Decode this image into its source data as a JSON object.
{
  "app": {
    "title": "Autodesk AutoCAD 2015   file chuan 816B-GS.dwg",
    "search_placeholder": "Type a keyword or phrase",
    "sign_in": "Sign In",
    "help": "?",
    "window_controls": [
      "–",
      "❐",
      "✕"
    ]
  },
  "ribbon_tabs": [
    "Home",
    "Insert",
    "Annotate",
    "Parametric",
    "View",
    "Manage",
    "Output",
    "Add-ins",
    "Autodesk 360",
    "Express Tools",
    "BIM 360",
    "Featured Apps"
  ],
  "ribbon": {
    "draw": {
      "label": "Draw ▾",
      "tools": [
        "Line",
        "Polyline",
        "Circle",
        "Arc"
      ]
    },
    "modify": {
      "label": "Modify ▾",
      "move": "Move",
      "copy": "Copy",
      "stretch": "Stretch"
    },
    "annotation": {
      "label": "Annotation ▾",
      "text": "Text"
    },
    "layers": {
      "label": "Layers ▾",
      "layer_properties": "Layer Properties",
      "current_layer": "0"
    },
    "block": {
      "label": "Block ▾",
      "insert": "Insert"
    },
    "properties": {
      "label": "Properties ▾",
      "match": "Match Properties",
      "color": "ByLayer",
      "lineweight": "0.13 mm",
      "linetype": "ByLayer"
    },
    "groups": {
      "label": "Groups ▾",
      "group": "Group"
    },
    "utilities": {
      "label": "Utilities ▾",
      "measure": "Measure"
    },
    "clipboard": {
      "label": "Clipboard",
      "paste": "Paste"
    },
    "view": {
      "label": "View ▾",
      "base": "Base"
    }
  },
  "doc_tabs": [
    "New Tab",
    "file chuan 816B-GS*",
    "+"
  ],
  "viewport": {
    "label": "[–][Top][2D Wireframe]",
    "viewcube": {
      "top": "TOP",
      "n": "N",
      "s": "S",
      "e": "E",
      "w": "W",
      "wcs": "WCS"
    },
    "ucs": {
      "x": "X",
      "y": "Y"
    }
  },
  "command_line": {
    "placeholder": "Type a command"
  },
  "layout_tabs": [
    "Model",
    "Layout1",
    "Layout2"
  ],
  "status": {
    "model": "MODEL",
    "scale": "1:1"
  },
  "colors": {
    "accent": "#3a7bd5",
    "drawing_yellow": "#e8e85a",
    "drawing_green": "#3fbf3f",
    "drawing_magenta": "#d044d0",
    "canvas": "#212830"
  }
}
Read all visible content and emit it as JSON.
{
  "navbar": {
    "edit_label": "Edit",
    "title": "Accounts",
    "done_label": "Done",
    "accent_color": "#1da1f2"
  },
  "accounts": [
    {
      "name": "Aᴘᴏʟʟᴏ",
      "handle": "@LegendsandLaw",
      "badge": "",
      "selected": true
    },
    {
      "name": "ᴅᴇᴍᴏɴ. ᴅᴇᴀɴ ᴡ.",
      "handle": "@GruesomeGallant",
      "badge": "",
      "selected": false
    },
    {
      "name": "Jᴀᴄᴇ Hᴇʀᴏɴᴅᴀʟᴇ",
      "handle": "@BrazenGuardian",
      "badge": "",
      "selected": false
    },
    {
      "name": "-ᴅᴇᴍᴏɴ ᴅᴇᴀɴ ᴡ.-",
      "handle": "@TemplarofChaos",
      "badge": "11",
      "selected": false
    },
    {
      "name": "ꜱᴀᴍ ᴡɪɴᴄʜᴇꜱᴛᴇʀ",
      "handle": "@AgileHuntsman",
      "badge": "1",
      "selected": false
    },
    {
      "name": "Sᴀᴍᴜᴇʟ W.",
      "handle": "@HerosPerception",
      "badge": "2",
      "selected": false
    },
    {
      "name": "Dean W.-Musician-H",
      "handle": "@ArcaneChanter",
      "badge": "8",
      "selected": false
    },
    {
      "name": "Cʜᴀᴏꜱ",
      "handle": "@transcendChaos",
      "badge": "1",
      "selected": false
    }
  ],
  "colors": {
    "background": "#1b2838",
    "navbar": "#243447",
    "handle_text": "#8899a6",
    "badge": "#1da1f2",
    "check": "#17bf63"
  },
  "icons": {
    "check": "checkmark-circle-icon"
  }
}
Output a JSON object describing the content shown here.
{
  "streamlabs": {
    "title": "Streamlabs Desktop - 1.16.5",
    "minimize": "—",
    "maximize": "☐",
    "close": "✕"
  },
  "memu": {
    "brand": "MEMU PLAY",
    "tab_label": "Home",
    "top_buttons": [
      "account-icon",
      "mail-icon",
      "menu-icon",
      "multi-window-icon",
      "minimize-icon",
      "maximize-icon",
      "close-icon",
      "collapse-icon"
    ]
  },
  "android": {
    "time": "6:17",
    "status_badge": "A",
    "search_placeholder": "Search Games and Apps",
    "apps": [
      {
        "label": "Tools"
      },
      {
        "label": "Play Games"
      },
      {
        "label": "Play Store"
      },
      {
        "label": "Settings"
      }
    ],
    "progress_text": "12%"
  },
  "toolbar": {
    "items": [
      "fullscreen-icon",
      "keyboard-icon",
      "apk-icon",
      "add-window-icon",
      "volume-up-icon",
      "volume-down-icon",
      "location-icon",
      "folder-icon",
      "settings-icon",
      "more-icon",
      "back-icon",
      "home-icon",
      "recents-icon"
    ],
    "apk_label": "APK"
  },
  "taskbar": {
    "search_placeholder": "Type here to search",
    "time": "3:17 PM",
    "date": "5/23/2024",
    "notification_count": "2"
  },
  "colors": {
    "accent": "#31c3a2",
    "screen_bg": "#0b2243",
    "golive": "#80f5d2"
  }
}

━━━

# Given request:
Without changing a word, restate the whole listing.

# Final result:
Decode this image into its source data as a JSON object.
{
  "app": {
    "title": "Autodesk AutoCAD 2015   file chuan 816B-GS.dwg",
    "search_placeholder": "Type a keyword or phrase",
    "sign_in": "Sign In",
    "help": "?",
    "window_controls": [
      "–",
      "❐",
      "✕"
    ]
  },
  "ribbon_tabs": [
    "Home",
    "Insert",
    "Annotate",
    "Parametric",
    "View",
    "Manage",
    "Output",
    "Add-ins",
    "Autodesk 360",
    "Express Tools",
    "BIM 360",
    "Featured Apps"
  ],
  "ribbon": {
    "draw": {
      "label": "Draw ▾",
      "tools": [
        "Line",
        "Polyline",
        "Circle",
        "Arc"
      ]
    },
    "modify": {
      "label": "Modify ▾",
      "move": "Move",
      "copy": "Copy",
      "stretch": "Stretch"
    },
    "annotation": {
      "label": "Annotation ▾",
      "text": "Text"
    },
    "layers": {
      "label": "Layers ▾",
      "layer_properties": "Layer Properties",
      "current_layer": "0"
    },
    "block": {
      "label": "Block ▾",
      "insert": "Insert"
    },
    "properties": {
      "label": "Properties ▾",
      "match": "Match Properties",
      "color": "ByLayer",
      "lineweight": "0.13 mm",
      "linetype": "ByLayer"
    },
    "groups": {
      "label": "Groups ▾",
      "group": "Group"
    },
    "utilities": {
      "label": "Utilities ▾",
      "measure": "Measure"
    },
    "clipboard": {
      "label": "Clipboard",
      "paste": "Paste"
    },
    "view": {
      "label": "View ▾",
      "base": "Base"
    }
  },
  "doc_tabs": [
    "New Tab",
    "file chuan 816B-GS*",
    "+"
  ],
  "viewport": {
    "label": "[–][Top][2D Wireframe]",
    "viewcube": {
      "top": "TOP",
      "n": "N",
      "s": "S",
      "e": "E",
      "w": "W",
      "wcs": "WCS"
    },
    "ucs": {
      "x": "X",
      "y": "Y"
    }
  },
  "command_line": {
    "placeholder": "Type a command"
  },
  "layout_tabs": [
    "Model",
    "Layout1",
    "Layout2"
  ],
  "status": {
    "model": "MODEL",
    "scale": "1:1"
  },
  "colors": {
    "accent": "#3a7bd5",
    "drawing_yellow": "#e8e85a",
    "drawing_green": "#3fbf3f",
    "drawing_magenta": "#d044d0",
    "canvas": "#212830"
  }
}
Read all visible content and emit it as JSON.
{
  "navbar": {
    "edit_label": "Edit",
    "title": "Accounts",
    "done_label": "Done",
    "accent_color": "#1da1f2"
  },
  "accounts": [
    {
      "name": "Aᴘᴏʟʟᴏ",
      "handle": "@LegendsandLaw",
      "badge": "",
      "selected": true
    },
    {
      "name": "ᴅᴇᴍᴏɴ. ᴅᴇᴀɴ ᴡ.",
      "handle": "@GruesomeGallant",
      "badge": "",
      "selected": false
    },
    {
      "name": "Jᴀᴄᴇ Hᴇʀᴏɴᴅᴀʟᴇ",
      "handle": "@BrazenGuardian",
      "badge": "",
      "selected": false
    },
    {
      "name": "-ᴅᴇᴍᴏɴ ᴅᴇᴀɴ ᴡ.-",
      "handle": "@TemplarofChaos",
      "badge": "11",
      "selected": false
    },
    {
      "name": "ꜱᴀᴍ ᴡɪɴᴄʜᴇꜱᴛᴇʀ",
      "handle": "@AgileHuntsman",
      "badge": "1",
      "selected": false
    },
    {
      "name": "Sᴀᴍᴜᴇʟ W.",
      "handle": "@HerosPerception",
      "badge": "2",
      "selected": false
    },
    {
      "name": "Dean W.-Musician-H",
      "handle": "@ArcaneChanter",
      "badge": "8",
      "selected": false
    },
    {
      "name": "Cʜᴀᴏꜱ",
      "handle": "@transcendChaos",
      "badge": "1",
      "selected": false
    }
  ],
  "colors": {
    "background": "#1b2838",
    "navbar": "#243447",
    "handle_text": "#8899a6",
    "badge": "#1da1f2",
    "check": "#17bf63"
  },
  "icons": {
    "check": "checkmark-circle-icon"
  }
}
Output a JSON object describing the content shown here.
{
  "streamlabs": {
    "title": "Streamlabs Desktop - 1.16.5",
    "minimize": "—",
    "maximize": "☐",
    "close": "✕"
  },
  "memu": {
    "brand": "MEMU PLAY",
    "tab_label": "Home",
    "top_buttons": [
      "account-icon",
      "mail-icon",
      "menu-icon",
      "multi-window-icon",
      "minimize-icon",
      "maximize-icon",
      "close-icon",
      "collapse-icon"
    ]
  },
  "android": {
    "time": "6:17",
    "status_badge": "A",
    "search_placeholder": "Search Games and Apps",
    "apps": [
      {
        "label": "Tools"
      },
      {
        "label": "Play Games"
      },
      {
        "label": "Play Store"
      },
      {
        "label": "Settings"
      }
    ],
    "progress_text": "12%"
  },
  "toolbar": {
    "items": [
      "fullscreen-icon",
      "keyboard-icon",
      "apk-icon",
      "add-window-icon",
      "volume-up-icon",
      "volume-down-icon",
      "location-icon",
      "folder-icon",
      "settings-icon",
      "more-icon",
      "back-icon",
      "home-icon",
      "recents-icon"
    ],
    "apk_label": "APK"
  },
  "taskbar": {
    "search_placeholder": "Type here to search",
    "time": "3:17 PM",
    "date": "5/23/2024",
    "notification_count": "2"
  },
  "colors": {
    "accent": "#31c3a2",
    "screen_bg": "#0b2243",
    "golive": "#80f5d2"
  }
}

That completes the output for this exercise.